REQUIREMENTS: All records are to be retyped faithfully and completely.

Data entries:
=====

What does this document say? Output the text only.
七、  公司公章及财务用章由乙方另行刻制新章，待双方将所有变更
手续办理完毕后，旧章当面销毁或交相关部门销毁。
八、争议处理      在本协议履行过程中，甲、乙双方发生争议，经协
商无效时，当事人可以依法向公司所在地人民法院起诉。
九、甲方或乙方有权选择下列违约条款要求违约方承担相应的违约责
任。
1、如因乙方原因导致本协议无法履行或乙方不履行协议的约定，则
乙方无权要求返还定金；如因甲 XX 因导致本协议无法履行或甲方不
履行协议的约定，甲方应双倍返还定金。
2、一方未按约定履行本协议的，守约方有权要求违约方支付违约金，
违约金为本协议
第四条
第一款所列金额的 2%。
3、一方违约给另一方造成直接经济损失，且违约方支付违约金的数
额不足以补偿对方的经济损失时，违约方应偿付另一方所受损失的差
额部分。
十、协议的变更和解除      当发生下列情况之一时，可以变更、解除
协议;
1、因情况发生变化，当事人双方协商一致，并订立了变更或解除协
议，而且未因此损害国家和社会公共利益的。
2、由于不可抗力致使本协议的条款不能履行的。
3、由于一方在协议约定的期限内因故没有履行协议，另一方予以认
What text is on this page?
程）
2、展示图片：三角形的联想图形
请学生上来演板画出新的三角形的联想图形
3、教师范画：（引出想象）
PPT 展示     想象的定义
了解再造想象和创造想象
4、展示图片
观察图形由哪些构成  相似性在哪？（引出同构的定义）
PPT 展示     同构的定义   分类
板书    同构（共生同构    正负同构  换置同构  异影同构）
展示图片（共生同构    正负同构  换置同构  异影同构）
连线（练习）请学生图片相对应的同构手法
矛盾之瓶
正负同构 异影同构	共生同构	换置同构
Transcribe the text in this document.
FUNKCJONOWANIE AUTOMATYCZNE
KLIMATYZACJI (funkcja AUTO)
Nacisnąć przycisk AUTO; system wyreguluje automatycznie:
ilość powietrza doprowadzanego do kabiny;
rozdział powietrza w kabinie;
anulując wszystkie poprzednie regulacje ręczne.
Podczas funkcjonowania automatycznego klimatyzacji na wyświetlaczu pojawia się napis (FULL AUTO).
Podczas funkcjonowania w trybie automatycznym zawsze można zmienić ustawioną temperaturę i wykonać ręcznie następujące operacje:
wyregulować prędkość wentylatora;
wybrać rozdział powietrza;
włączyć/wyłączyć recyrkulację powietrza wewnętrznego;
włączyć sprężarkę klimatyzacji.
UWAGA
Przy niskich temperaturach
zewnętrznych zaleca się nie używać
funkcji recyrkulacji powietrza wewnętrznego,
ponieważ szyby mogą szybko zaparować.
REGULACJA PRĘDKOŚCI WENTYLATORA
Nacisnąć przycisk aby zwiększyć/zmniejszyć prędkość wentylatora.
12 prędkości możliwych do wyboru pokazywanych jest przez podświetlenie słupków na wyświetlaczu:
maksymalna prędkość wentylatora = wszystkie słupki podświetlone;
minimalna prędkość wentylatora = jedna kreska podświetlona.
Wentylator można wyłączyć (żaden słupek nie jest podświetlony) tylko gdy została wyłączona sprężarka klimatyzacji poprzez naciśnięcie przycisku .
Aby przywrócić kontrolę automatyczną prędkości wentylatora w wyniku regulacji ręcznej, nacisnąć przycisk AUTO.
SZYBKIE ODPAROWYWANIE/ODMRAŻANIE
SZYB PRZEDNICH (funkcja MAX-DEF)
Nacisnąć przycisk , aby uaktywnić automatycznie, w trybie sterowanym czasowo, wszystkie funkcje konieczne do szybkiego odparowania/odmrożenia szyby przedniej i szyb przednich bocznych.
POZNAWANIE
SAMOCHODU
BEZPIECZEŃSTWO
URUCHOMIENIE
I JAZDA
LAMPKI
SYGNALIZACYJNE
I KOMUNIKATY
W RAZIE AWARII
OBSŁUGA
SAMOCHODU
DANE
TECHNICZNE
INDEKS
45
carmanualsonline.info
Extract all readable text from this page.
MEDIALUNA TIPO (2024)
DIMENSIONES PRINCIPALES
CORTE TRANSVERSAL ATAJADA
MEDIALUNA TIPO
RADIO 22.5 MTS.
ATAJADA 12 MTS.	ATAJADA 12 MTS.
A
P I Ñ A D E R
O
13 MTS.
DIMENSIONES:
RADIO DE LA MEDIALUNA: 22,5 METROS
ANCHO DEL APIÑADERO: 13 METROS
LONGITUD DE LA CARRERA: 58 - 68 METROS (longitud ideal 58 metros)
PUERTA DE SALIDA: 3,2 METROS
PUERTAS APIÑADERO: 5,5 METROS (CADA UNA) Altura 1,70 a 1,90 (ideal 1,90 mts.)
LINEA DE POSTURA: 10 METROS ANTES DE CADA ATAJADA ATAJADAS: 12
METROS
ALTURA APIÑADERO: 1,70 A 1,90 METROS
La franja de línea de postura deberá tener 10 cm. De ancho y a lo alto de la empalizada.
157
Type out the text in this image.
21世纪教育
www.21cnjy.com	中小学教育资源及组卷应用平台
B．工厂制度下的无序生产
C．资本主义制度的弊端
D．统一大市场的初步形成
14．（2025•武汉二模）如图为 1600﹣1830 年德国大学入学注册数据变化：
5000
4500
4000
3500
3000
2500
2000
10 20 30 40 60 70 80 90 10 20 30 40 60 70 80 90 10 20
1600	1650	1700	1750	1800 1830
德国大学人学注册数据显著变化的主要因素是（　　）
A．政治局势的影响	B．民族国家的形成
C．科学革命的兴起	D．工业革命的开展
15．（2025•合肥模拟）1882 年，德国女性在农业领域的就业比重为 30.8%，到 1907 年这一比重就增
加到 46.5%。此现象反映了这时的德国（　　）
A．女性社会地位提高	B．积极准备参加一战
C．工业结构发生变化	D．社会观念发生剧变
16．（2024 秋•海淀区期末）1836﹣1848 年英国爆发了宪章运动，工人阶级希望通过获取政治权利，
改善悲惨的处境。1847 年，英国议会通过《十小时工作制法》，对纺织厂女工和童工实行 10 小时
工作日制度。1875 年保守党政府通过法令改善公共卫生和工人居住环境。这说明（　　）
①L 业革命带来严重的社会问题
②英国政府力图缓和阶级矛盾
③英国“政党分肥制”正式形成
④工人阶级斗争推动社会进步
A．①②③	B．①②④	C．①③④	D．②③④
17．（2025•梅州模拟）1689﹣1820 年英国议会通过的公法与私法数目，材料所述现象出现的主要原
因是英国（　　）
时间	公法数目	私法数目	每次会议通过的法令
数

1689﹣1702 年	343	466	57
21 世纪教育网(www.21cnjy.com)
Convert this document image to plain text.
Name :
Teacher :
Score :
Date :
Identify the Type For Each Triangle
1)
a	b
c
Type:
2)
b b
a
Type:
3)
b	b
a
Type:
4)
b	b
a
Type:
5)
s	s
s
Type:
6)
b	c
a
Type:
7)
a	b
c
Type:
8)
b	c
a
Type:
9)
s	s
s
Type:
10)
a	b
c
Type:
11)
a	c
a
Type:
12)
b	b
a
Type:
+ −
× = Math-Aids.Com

=====

THE OUTPUT:
What does this document say? Output the text only.
七、  公司公章及财务用章由乙方另行刻制新章，待双方将所有变更
手续办理完毕后，旧章当面销毁或交相关部门销毁。
八、争议处理      在本协议履行过程中，甲、乙双方发生争议，经协
商无效时，当事人可以依法向公司所在地人民法院起诉。
九、甲方或乙方有权选择下列违约条款要求违约方承担相应的违约责
任。
1、如因乙方原因导致本协议无法履行或乙方不履行协议的约定，则
乙方无权要求返还定金；如因甲 XX 因导致本协议无法履行或甲方不
履行协议的约定，甲方应双倍返还定金。
2、一方未按约定履行本协议的，守约方有权要求违约方支付违约金，
违约金为本协议
第四条
第一款所列金额的 2%。
3、一方违约给另一方造成直接经济损失，且违约方支付违约金的数
额不足以补偿对方的经济损失时，违约方应偿付另一方所受损失的差
额部分。
十、协议的变更和解除      当发生下列情况之一时，可以变更、解除
协议;
1、因情况发生变化，当事人双方协商一致，并订立了变更或解除协
议，而且未因此损害国家和社会公共利益的。
2、由于不可抗力致使本协议的条款不能履行的。
3、由于一方在协议约定的期限内因故没有履行协议，另一方予以认
What text is on this page?
程）
2、展示图片：三角形的联想图形
请学生上来演板画出新的三角形的联想图形
3、教师范画：（引出想象）
PPT 展示     想象的定义
了解再造想象和创造想象
4、展示图片
观察图形由哪些构成  相似性在哪？（引出同构的定义）
PPT 展示     同构的定义   分类
板书    同构（共生同构    正负同构  换置同构  异影同构）
展示图片（共生同构    正负同构  换置同构  异影同构）
连线（练习）请学生图片相对应的同构手法
矛盾之瓶
正负同构 异影同构	共生同构	换置同构
Transcribe the text in this document.
FUNKCJONOWANIE AUTOMATYCZNE
KLIMATYZACJI (funkcja AUTO)
Nacisnąć przycisk AUTO; system wyreguluje automatycznie:
ilość powietrza doprowadzanego do kabiny;
rozdział powietrza w kabinie;
anulując wszystkie poprzednie regulacje ręczne.
Podczas funkcjonowania automatycznego klimatyzacji na wyświetlaczu pojawia się napis (FULL AUTO).
Podczas funkcjonowania w trybie automatycznym zawsze można zmienić ustawioną temperaturę i wykonać ręcznie następujące operacje:
wyregulować prędkość wentylatora;
wybrać rozdział powietrza;
włączyć/wyłączyć recyrkulację powietrza wewnętrznego;
włączyć sprężarkę klimatyzacji.
UWAGA
Przy niskich temperaturach
zewnętrznych zaleca się nie używać
funkcji recyrkulacji powietrza wewnętrznego,
ponieważ szyby mogą szybko zaparować.
REGULACJA PRĘDKOŚCI WENTYLATORA
Nacisnąć przycisk aby zwiększyć/zmniejszyć prędkość wentylatora.
12 prędkości możliwych do wyboru pokazywanych jest przez podświetlenie słupków na wyświetlaczu:
maksymalna prędkość wentylatora = wszystkie słupki podświetlone;
minimalna prędkość wentylatora = jedna kreska podświetlona.
Wentylator można wyłączyć (żaden słupek nie jest podświetlony) tylko gdy została wyłączona sprężarka klimatyzacji poprzez naciśnięcie przycisku .
Aby przywrócić kontrolę automatyczną prędkości wentylatora w wyniku regulacji ręcznej, nacisnąć przycisk AUTO.
SZYBKIE ODPAROWYWANIE/ODMRAŻANIE
SZYB PRZEDNICH (funkcja MAX-DEF)
Nacisnąć przycisk , aby uaktywnić automatycznie, w trybie sterowanym czasowo, wszystkie funkcje konieczne do szybkiego odparowania/odmrożenia szyby przedniej i szyb przednich bocznych.
POZNAWANIE
SAMOCHODU
BEZPIECZEŃSTWO
URUCHOMIENIE
I JAZDA
LAMPKI
SYGNALIZACYJNE
I KOMUNIKATY
W RAZIE AWARII
OBSŁUGA
SAMOCHODU
DANE
TECHNICZNE
INDEKS
45
carmanualsonline.info
Extract all readable text from this page.
MEDIALUNA TIPO (2024)
DIMENSIONES PRINCIPALES
CORTE TRANSVERSAL ATAJADA
MEDIALUNA TIPO
RADIO 22.5 MTS.
ATAJADA 12 MTS.	ATAJADA 12 MTS.
A
P I Ñ A D E R
O
13 MTS.
DIMENSIONES:
RADIO DE LA MEDIALUNA: 22,5 METROS
ANCHO DEL APIÑADERO: 13 METROS
LONGITUD DE LA CARRERA: 58 - 68 METROS (longitud ideal 58 metros)
PUERTA DE SALIDA: 3,2 METROS
PUERTAS APIÑADERO: 5,5 METROS (CADA UNA) Altura 1,70 a 1,90 (ideal 1,90 mts.)
LINEA DE POSTURA: 10 METROS ANTES DE CADA ATAJADA ATAJADAS: 12
METROS
ALTURA APIÑADERO: 1,70 A 1,90 METROS
La franja de línea de postura deberá tener 10 cm. De ancho y a lo alto de la empalizada.
157
Type out the text in this image.
21世纪教育
www.21cnjy.com	中小学教育资源及组卷应用平台
B．工厂制度下的无序生产
C．资本主义制度的弊端
D．统一大市场的初步形成
14．（2025•武汉二模）如图为 1600﹣1830 年德国大学入学注册数据变化：
5000
4500
4000
3500
3000
2500
2000
10 20 30 40 60 70 80 90 10 20 30 40 60 70 80 90 10 20
1600	1650	1700	1750	1800 1830
德国大学人学注册数据显著变化的主要因素是（　　）
A．政治局势的影响	B．民族国家的形成
C．科学革命的兴起	D．工业革命的开展
15．（2025•合肥模拟）1882 年，德国女性在农业领域的就业比重为 30.8%，到 1907 年这一比重就增
加到 46.5%。此现象反映了这时的德国（　　）
A．女性社会地位提高	B．积极准备参加一战
C．工业结构发生变化	D．社会观念发生剧变
16．（2024 秋•海淀区期末）1836﹣1848 年英国爆发了宪章运动，工人阶级希望通过获取政治权利，
改善悲惨的处境。1847 年，英国议会通过《十小时工作制法》，对纺织厂女工和童工实行 10 小时
工作日制度。1875 年保守党政府通过法令改善公共卫生和工人居住环境。这说明（　　）
①L 业革命带来严重的社会问题
②英国政府力图缓和阶级矛盾
③英国“政党分肥制”正式形成
④工人阶级斗争推动社会进步
A．①②③	B．①②④	C．①③④	D．②③④
17．（2025•梅州模拟）1689﹣1820 年英国议会通过的公法与私法数目，材料所述现象出现的主要原
因是英国（　　）
时间	公法数目	私法数目	每次会议通过的法令
数

1689﹣1702 年	343	466	57
21 世纪教育网(www.21cnjy.com)
Convert this document image to plain text.
Name :
Teacher :
Score :
Date :
Identify the Type For Each Triangle
1)
a	b
c
Type:
2)
b b
a
Type:
3)
b	b
a
Type:
4)
b	b
a
Type:
5)
s	s
s
Type:
6)
b	c
a
Type:
7)
a	b
c
Type:
8)
b	c
a
Type:
9)
s	s
s
Type:
10)
a	b
c
Type:
11)
a	c
a
Type:
12)
b	b
a
Type:
+ −
× = Math-Aids.Com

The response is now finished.